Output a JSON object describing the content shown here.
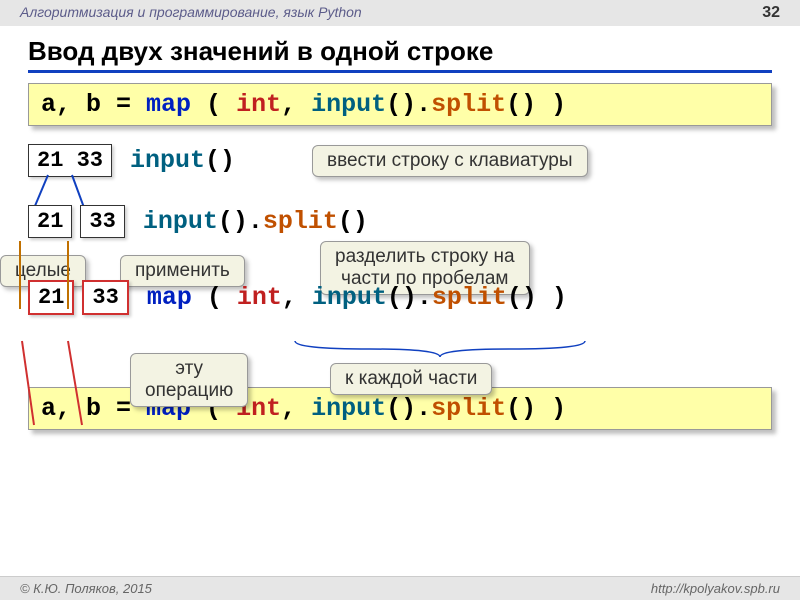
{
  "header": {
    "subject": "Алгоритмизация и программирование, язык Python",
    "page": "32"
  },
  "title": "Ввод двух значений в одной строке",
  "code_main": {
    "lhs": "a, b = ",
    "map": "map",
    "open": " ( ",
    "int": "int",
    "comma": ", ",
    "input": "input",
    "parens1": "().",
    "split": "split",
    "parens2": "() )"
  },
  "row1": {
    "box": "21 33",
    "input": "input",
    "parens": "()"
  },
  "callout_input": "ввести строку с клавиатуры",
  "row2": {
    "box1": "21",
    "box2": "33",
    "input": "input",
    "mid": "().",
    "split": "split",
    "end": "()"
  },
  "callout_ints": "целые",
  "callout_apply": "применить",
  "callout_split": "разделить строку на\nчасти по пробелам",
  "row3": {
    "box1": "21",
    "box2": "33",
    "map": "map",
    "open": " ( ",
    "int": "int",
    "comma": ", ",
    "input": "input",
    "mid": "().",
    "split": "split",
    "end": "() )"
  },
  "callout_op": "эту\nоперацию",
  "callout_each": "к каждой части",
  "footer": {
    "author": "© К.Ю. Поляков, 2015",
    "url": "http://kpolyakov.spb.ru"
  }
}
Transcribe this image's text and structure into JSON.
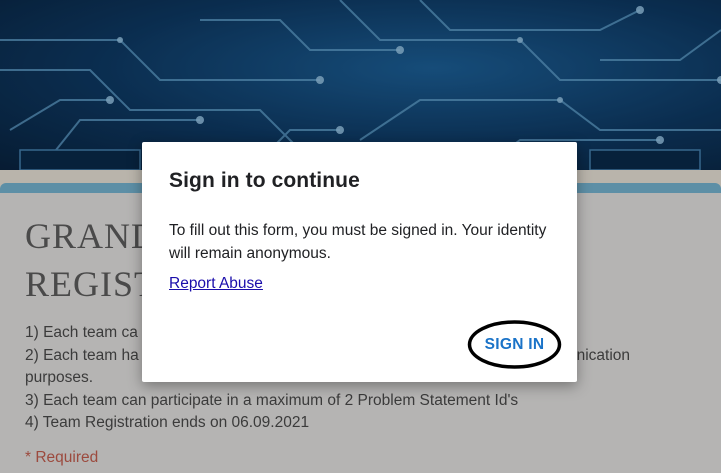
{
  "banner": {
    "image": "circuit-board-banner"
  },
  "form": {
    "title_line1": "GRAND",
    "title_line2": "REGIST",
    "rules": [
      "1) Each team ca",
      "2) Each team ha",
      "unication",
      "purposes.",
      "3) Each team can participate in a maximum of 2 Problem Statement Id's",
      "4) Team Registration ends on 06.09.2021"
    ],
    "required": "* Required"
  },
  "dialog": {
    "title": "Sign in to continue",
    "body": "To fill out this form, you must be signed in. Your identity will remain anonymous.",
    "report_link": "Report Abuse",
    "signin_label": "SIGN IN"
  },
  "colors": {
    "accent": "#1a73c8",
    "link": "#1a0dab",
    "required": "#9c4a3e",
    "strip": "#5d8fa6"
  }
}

■ ■ ■ ■ ■ ■ ■

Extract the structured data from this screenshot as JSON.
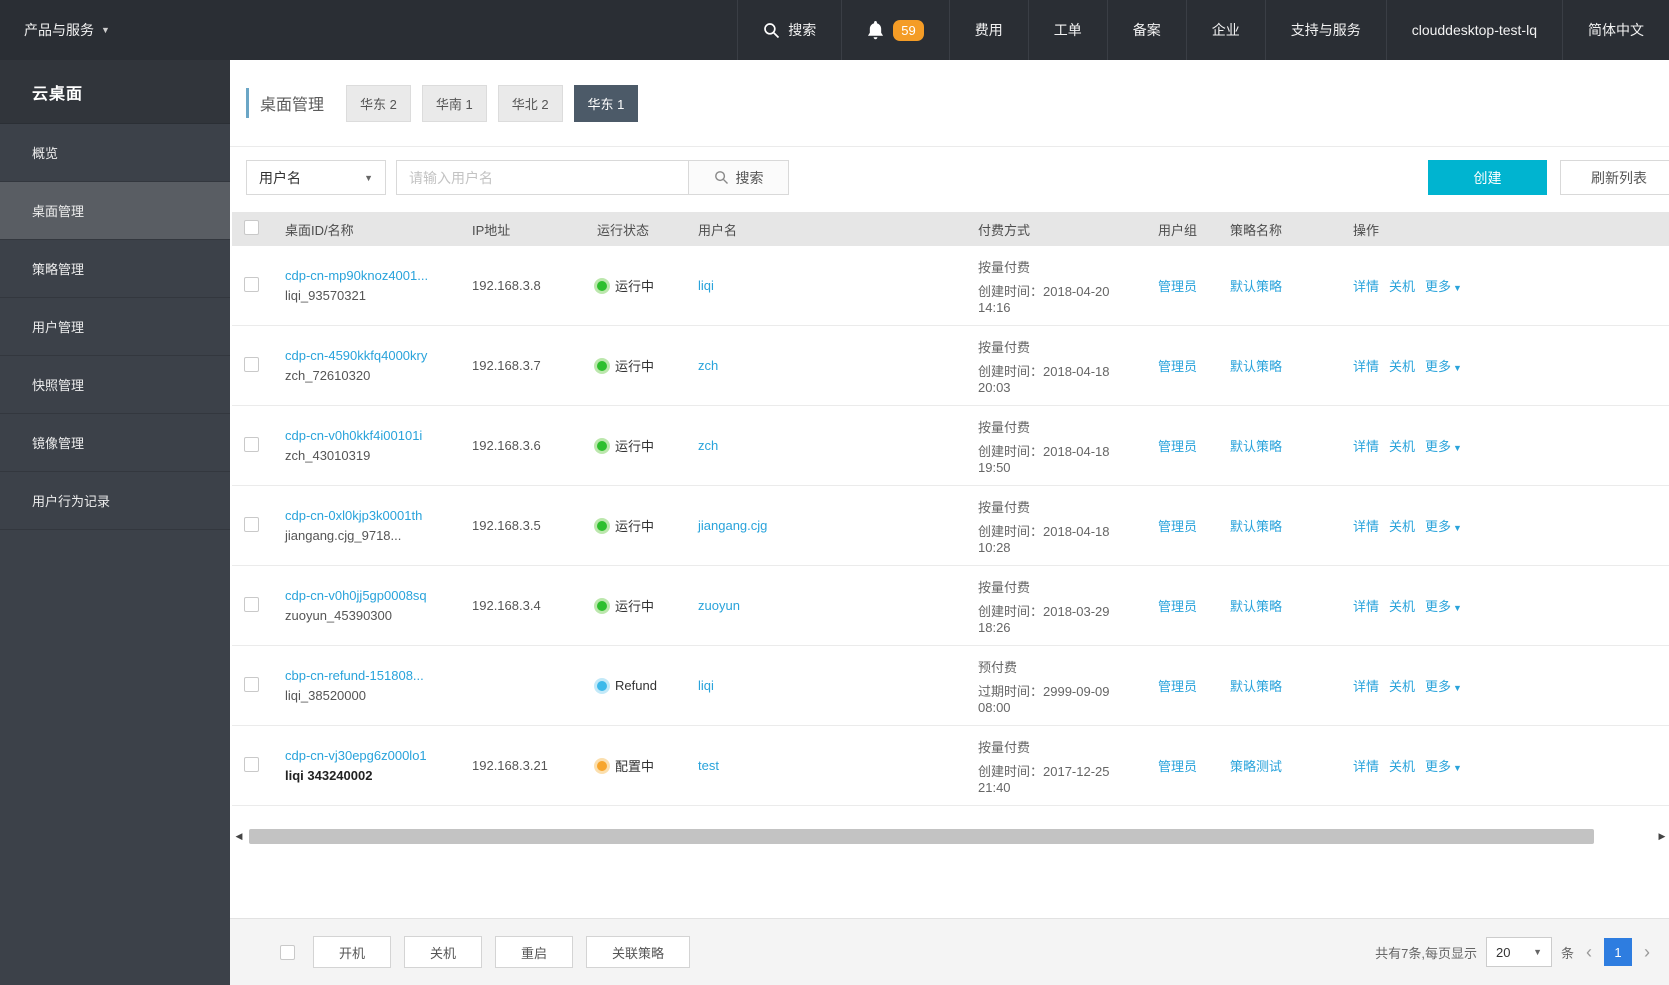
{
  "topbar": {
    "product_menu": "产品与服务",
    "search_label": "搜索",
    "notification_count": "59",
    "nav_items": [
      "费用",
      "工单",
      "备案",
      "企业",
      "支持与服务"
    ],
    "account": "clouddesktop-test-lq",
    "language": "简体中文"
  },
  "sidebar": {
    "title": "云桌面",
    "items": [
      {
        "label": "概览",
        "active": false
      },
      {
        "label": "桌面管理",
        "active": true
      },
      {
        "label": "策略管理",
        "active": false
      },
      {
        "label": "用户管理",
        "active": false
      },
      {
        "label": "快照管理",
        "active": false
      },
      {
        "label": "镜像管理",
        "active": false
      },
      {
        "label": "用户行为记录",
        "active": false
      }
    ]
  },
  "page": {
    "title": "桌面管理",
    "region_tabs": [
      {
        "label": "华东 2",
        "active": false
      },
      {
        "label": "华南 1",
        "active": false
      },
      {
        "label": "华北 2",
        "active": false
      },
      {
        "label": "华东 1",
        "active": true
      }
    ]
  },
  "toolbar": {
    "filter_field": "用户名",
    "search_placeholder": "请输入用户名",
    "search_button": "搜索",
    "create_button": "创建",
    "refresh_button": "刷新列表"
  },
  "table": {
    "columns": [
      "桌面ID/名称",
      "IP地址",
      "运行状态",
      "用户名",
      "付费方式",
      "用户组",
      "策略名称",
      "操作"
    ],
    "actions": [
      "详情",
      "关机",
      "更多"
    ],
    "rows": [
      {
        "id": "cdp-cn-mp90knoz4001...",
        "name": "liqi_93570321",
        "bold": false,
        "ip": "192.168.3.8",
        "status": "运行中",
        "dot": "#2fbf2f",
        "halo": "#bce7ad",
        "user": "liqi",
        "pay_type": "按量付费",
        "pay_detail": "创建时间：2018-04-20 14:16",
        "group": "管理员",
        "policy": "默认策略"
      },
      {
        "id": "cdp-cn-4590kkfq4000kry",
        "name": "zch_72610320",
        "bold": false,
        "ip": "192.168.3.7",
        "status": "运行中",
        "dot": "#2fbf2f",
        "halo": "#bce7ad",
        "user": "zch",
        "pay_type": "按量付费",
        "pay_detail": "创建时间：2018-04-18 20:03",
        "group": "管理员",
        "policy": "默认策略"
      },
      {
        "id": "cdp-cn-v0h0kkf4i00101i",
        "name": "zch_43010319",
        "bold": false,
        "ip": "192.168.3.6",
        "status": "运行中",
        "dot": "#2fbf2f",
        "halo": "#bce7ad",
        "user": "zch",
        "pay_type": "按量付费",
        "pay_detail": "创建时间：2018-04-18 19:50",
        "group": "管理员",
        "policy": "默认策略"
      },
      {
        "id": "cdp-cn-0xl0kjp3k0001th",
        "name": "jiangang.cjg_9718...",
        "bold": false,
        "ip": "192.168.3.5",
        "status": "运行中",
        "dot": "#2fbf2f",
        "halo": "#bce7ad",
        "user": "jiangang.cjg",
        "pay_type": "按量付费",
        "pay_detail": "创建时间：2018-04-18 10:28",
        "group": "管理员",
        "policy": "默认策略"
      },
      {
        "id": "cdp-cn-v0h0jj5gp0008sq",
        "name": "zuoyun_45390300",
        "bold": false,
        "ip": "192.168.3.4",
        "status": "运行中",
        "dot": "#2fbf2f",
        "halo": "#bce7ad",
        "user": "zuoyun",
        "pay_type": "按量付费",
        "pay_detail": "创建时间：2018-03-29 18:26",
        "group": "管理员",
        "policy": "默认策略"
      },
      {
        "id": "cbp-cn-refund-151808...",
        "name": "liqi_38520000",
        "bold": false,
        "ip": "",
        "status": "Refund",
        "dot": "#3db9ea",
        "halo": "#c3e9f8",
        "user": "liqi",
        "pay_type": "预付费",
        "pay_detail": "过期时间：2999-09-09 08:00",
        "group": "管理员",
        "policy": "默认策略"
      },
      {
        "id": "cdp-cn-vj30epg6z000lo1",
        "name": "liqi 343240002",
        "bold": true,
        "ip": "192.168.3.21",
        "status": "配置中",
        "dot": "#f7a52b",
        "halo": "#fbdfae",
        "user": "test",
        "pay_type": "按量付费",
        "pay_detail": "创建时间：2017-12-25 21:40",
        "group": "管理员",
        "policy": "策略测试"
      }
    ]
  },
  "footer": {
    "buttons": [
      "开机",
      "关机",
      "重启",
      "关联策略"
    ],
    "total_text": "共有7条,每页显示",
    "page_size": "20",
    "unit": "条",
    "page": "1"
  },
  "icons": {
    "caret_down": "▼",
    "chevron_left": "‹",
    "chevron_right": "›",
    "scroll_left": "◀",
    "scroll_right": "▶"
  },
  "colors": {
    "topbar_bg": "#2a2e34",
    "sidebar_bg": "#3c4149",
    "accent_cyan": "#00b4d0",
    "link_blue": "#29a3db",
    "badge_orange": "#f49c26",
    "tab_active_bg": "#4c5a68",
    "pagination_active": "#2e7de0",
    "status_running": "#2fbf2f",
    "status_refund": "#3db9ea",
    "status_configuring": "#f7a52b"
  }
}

■ ■ ■ ■ ■ ■ ■

§ What is required
Find each line with the string "创建时间" and copy it out.

§ Full response
        "pay_detail": "创建时间：2018-04-20 14:16",
        "pay_detail": "创建时间：2018-04-18 20:03",
        "pay_detail": "创建时间：2018-04-18 19:50",
        "pay_detail": "创建时间：2018-04-18 10:28",
        "pay_detail": "创建时间：2018-03-29 18:26",
        "pay_detail": "创建时间：2017-12-25 21:40",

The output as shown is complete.